> [Goal of the exercise]
Using the records below, count the lines with "xlabel" in them. Give the number only.

[Figure content listings]
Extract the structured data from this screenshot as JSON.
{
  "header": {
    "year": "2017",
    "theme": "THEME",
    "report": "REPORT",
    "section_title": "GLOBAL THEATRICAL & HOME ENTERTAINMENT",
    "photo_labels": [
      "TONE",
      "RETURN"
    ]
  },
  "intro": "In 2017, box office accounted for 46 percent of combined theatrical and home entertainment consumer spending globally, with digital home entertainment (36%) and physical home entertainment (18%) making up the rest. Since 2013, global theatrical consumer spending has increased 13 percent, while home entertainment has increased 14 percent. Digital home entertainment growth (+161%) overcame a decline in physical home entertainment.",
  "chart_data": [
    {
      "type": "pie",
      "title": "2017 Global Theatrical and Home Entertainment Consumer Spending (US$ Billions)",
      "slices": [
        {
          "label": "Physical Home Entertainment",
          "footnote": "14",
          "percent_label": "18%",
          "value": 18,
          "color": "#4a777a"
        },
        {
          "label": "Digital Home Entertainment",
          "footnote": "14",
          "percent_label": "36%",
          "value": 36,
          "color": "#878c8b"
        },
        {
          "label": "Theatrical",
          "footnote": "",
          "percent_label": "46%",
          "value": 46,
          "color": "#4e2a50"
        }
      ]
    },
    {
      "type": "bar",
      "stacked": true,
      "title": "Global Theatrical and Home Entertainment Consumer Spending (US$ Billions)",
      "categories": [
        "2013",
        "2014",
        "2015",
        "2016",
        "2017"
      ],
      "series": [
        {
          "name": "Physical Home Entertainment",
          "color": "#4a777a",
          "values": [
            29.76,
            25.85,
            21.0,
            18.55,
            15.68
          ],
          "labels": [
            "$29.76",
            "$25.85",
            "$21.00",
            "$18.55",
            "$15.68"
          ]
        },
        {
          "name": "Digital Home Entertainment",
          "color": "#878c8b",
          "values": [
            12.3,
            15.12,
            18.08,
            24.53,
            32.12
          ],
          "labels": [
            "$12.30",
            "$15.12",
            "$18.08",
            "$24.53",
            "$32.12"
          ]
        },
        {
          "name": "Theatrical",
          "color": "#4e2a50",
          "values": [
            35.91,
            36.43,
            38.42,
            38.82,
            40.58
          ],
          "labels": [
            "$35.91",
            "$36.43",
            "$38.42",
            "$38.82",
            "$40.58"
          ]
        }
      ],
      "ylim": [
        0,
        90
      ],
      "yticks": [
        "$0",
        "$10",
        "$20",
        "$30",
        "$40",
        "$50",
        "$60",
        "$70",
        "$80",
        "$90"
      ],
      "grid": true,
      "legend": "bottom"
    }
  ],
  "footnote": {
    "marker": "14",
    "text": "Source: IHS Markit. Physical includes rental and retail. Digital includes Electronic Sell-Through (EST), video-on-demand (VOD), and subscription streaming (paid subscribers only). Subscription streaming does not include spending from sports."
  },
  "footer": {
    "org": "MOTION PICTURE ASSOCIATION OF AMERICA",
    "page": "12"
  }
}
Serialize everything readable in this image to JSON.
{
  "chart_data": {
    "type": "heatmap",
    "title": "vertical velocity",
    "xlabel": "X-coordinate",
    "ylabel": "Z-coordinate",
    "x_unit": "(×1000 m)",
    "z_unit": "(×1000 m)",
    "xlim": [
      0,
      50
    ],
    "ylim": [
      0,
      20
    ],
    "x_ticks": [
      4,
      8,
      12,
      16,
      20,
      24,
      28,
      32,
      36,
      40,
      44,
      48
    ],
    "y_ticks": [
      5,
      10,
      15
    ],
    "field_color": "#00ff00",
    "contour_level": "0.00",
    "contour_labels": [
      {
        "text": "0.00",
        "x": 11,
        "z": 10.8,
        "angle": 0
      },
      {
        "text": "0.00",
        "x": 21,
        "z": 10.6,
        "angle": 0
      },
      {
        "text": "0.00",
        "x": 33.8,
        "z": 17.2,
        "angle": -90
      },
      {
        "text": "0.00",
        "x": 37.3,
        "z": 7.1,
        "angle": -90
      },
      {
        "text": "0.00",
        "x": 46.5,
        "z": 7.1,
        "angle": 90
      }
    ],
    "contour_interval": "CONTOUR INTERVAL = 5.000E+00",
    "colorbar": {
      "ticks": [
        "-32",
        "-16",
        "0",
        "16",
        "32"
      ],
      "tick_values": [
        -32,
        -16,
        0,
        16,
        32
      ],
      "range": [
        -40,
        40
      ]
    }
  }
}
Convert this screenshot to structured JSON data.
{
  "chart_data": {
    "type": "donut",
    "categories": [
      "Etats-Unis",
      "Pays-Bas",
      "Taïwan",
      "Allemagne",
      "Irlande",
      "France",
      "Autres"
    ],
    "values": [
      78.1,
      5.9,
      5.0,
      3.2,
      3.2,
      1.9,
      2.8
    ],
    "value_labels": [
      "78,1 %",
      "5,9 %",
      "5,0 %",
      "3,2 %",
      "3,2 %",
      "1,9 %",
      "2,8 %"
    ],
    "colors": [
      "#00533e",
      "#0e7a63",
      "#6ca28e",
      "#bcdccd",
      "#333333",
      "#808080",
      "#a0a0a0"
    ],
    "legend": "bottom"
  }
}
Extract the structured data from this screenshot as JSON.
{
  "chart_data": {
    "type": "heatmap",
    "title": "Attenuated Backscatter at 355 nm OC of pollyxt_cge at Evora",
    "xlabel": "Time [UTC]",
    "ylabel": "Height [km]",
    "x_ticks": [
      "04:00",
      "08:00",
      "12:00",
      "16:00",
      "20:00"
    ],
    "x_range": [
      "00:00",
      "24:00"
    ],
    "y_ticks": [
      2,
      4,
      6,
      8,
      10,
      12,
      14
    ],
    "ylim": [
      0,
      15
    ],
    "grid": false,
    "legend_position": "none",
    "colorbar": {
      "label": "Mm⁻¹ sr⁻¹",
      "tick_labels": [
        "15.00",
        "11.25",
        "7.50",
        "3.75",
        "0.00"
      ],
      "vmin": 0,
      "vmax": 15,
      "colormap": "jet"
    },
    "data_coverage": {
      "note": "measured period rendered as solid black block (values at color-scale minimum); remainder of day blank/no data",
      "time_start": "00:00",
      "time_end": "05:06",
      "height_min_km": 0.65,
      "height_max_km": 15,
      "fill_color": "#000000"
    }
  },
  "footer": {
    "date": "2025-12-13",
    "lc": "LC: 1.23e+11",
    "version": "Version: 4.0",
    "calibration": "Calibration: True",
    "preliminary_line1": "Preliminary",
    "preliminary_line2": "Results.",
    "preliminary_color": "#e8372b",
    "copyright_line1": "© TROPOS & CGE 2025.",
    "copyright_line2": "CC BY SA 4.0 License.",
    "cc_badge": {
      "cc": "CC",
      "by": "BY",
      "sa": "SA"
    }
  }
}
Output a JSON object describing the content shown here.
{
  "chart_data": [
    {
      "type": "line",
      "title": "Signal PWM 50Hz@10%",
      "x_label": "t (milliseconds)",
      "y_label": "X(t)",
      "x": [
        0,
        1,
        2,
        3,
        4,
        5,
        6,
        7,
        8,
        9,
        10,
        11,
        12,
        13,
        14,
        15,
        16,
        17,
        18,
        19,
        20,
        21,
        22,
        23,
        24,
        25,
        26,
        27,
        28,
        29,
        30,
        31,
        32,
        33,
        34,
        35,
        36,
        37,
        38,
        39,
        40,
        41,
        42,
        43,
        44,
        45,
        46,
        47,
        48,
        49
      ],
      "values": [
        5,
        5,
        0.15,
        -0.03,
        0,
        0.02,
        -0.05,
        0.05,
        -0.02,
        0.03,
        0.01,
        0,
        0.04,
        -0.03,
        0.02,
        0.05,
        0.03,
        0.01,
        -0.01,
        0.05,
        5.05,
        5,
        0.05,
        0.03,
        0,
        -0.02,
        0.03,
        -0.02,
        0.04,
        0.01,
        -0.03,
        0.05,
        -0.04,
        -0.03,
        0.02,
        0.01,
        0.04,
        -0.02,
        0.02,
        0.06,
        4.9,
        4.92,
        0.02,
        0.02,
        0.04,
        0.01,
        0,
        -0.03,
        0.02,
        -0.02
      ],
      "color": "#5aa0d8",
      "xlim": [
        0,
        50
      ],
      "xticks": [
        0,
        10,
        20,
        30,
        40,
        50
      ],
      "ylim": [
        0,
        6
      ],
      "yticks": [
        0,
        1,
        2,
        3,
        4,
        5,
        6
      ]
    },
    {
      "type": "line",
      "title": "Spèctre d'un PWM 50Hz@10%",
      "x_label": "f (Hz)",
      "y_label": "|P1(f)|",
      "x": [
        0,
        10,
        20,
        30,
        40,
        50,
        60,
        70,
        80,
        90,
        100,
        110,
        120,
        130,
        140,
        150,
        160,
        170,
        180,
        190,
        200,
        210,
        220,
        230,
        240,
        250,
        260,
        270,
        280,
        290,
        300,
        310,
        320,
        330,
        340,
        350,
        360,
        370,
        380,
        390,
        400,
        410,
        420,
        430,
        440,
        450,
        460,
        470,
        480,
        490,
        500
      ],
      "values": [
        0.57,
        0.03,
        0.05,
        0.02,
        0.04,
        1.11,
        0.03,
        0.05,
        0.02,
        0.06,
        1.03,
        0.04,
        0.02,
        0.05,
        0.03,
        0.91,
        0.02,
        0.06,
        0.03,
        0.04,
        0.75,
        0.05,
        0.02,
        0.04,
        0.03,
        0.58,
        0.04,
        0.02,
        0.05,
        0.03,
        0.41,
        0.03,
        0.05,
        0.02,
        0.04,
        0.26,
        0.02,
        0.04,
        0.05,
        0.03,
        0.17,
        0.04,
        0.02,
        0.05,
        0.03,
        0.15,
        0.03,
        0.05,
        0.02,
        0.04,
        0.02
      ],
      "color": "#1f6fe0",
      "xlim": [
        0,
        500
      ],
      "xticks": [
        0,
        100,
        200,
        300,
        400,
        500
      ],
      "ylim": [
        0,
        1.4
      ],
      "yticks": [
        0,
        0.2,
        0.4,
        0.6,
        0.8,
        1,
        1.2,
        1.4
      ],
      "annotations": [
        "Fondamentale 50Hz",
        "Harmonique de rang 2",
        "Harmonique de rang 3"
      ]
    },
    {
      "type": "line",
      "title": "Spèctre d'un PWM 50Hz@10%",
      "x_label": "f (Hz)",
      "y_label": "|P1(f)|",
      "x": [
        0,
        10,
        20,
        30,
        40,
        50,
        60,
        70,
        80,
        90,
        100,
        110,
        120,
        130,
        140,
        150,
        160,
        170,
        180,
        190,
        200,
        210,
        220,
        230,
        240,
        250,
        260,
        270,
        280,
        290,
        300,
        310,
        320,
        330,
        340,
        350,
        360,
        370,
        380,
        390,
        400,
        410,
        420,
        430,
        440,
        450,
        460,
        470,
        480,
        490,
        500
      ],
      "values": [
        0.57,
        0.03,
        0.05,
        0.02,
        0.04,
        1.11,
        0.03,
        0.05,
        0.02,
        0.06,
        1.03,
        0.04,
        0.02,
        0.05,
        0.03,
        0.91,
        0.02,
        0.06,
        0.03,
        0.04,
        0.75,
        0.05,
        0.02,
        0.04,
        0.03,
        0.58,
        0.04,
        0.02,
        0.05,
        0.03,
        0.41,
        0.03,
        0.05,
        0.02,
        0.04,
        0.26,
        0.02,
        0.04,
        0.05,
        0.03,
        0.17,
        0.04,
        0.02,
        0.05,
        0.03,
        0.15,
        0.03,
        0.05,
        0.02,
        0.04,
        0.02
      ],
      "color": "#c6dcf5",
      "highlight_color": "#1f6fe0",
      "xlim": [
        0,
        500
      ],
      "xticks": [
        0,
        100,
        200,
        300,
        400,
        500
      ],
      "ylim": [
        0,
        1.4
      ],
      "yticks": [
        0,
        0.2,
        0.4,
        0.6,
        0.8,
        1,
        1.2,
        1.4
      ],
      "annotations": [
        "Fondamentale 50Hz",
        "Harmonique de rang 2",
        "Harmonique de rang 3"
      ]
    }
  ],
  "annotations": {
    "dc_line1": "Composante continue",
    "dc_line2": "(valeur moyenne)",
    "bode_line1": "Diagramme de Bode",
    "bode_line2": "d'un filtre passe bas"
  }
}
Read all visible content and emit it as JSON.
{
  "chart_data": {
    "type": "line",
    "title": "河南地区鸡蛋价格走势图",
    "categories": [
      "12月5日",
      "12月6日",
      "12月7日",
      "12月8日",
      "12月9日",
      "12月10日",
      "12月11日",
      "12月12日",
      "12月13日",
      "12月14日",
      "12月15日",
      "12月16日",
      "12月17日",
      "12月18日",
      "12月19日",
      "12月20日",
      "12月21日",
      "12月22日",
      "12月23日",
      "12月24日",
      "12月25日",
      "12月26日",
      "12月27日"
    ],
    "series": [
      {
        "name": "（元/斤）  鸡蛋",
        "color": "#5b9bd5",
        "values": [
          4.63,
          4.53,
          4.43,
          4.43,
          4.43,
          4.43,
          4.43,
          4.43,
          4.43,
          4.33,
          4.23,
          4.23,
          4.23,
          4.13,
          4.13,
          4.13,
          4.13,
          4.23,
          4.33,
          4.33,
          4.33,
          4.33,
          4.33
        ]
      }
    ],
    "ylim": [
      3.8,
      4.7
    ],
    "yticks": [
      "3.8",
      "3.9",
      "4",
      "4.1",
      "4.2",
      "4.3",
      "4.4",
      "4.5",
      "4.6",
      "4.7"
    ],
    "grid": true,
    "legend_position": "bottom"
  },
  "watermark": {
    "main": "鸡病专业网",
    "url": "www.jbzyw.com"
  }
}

> [Worked solution]
2